Goal
Return verbatim the portion of the passage on fine-tuning strategies for the delta action model that lies between "RL Fine-Tuning (ASAP's" and "this aligned simulator.", inclusive.

Document section
This section addresses Q5: How to best use the delta action model of ASAP? by comparing different strategies for fine-tuning the nominal policy ( $\hat{\pi}(s)$ ) using the learned delta policy ( $\pi^\Delta(s,a)$ ). The goal is to obtain a fine-tuned policy $\pi(s)$ for real-world deployment.

The underlying relationship, derived from one-step dynamics matching, is: $f^{\mathrm{real}}(s, \pi(s)) = f^{\mathrm{sim}}(s, \pi(s) + \pi^\Delta(s, \pi(s)))$ Which simplifies to: $\pi(s) = \hat{\pi}(s) - \pi^\Delta(s, \pi(s))$ (Equation 2 in the paper's appendix)

The paper considers three approaches to solve for $\pi(s)$ :

Fixed-Point Iteration (RL-Free):
- Concept: This method iteratively refines the policy. It starts with an initial guess, $y_0 = \hat{\pi}(s)$ (the nominal policy), and then updates it using the learned delta action model in a fixed-point iteration: $y_{k+1} = \hat{\pi}(s) - \pi^\Delta(s, y_k)$ The iteration continues for $K$ steps, with $y_k$ expected to converge to the solution.
- Limitation: As an RL-free method, it is myopic (only considers one-step matching) and can suffer from out-of-distribution (OOD) issues if the iterated actions $y_k$ move into regions where $\pi^\Delta$ was not trained.
Gradient-Based Optimization (RL-Free):
- Concept: This approach formulates the problem as an optimization task to minimize a loss function that quantifies the discrepancy from the desired relationship: $l(y) = \| y + \pi^\Delta(s, y) - \hat{\pi}(s) \|^2$ Gradient descent is then used to find the optimal $y$ that minimizes this loss.
- Limitation: Similar to fixed-point iteration, this method is myopic (based on a one-step matching assumption) and can struggle with OOD data, especially for multi-step trajectories. It requires differentiating through the delta action model, which might be complex.
RL Fine-Tuning (ASAP's approach):
- Concept: Instead of attempting to solve the one-step matching equation directly, ASAP uses Reinforcement Learning (PPO) to fine-tune the nominal policy $\hat{\pi}(s)$ within the simulator augmented with the delta action model ( $f^{\mathrm{ASAP}}$ ). The RL agent learns directly through interaction in this aligned simulator.

Supplied records
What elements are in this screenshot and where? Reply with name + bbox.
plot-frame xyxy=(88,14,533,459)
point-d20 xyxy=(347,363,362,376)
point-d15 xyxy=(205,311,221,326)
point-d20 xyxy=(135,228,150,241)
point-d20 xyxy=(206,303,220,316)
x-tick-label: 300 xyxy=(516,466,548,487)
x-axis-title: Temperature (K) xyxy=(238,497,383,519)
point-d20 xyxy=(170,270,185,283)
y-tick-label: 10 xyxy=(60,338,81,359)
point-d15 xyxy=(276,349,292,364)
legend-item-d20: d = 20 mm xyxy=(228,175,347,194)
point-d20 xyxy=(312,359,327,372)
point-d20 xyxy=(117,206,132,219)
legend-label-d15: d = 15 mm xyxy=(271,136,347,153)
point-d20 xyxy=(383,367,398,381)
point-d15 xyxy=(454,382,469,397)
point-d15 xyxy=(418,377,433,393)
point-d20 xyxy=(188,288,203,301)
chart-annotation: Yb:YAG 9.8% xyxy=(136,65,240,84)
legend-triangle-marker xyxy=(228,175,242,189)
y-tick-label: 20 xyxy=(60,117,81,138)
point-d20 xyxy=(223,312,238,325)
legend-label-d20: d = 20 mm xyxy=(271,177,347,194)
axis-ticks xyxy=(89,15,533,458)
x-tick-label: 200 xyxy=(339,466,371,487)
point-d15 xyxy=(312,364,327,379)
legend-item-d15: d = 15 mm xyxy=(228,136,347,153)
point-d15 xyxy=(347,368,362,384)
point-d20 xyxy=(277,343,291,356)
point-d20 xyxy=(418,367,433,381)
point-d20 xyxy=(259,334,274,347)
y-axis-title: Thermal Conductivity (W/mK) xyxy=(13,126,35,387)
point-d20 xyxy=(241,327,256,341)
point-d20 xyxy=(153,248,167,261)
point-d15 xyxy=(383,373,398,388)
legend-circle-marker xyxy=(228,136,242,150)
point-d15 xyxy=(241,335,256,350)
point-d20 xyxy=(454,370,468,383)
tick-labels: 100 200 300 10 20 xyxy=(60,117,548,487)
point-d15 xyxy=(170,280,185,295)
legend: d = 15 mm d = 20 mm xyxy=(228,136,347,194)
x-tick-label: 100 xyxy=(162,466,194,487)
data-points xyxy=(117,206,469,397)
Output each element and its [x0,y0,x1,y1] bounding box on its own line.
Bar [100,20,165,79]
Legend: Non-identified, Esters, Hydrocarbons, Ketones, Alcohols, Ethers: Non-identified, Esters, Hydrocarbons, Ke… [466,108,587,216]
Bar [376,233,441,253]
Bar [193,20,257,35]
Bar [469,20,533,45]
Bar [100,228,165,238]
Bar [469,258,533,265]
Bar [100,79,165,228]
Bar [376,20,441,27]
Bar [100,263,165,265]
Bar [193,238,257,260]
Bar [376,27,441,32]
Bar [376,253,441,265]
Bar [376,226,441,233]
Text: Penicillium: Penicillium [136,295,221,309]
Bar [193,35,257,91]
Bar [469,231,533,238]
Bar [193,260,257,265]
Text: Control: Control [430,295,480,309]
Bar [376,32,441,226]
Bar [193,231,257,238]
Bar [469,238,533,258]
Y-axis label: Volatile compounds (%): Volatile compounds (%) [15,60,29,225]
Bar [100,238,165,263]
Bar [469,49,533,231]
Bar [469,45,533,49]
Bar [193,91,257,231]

Written answer
RL Fine-Tuning (ASAP's approach):
- Concept: Instead of attempting to solve the one-step matching equation directly, ASAP uses Reinforcement Learning (PPO) to fine-tune the nominal policy $\hat{\pi}(s)$ within the simulator augmented with the delta action model ( $f^{\mathrm{ASAP}}$ ). The RL agent learns directly through interaction in this aligned simulator.